Your assignment
Look through the data below. Pick out the lines holding the string "marker".

Data extract
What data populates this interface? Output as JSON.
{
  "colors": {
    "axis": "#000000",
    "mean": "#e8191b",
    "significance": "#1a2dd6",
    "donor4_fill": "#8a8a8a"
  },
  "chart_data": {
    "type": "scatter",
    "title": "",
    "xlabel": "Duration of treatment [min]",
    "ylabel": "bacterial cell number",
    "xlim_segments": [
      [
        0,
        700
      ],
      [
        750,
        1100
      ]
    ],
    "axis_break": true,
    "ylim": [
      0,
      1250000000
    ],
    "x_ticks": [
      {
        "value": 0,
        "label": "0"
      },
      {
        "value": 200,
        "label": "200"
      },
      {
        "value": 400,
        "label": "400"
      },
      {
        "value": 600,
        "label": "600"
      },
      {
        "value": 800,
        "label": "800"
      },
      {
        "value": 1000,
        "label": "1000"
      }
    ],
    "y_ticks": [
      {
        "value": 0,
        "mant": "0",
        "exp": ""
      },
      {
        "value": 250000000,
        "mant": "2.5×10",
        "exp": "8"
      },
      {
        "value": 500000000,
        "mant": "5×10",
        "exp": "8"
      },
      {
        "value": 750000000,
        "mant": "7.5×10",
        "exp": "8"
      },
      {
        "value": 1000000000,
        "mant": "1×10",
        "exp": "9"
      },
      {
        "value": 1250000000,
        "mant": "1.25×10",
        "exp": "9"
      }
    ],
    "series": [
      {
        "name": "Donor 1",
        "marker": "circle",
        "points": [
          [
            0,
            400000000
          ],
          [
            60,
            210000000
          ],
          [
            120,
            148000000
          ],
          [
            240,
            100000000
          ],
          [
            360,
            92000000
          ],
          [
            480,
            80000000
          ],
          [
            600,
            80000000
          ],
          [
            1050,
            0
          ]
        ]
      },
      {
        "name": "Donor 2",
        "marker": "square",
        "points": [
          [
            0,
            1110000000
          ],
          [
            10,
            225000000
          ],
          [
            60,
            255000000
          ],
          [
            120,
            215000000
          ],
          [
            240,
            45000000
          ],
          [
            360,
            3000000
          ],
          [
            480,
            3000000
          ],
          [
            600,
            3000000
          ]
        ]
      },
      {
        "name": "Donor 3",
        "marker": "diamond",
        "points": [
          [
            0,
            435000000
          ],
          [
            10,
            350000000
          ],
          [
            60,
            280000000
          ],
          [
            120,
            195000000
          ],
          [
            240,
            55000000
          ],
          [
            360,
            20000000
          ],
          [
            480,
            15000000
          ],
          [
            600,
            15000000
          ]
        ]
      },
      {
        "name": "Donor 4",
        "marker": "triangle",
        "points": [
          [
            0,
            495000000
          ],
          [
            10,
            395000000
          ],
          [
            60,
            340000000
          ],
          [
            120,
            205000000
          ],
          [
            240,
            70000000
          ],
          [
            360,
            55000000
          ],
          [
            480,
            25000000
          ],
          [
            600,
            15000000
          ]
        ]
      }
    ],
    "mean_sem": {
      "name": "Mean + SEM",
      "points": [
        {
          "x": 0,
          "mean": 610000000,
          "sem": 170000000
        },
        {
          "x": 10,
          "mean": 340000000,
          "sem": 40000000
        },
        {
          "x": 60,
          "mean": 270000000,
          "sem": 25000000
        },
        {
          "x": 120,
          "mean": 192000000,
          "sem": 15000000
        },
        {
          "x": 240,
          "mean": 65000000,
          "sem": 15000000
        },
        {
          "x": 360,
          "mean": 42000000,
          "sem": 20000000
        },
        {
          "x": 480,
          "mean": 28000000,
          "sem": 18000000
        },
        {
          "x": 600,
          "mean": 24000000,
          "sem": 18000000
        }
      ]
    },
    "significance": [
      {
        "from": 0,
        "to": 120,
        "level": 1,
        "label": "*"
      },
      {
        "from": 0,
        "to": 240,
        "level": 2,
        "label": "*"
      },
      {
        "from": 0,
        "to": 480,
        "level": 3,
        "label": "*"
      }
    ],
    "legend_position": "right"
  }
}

Output of the task
        "marker": "circle",
        "marker": "square",
        "marker": "diamond",
        "marker": "triangle",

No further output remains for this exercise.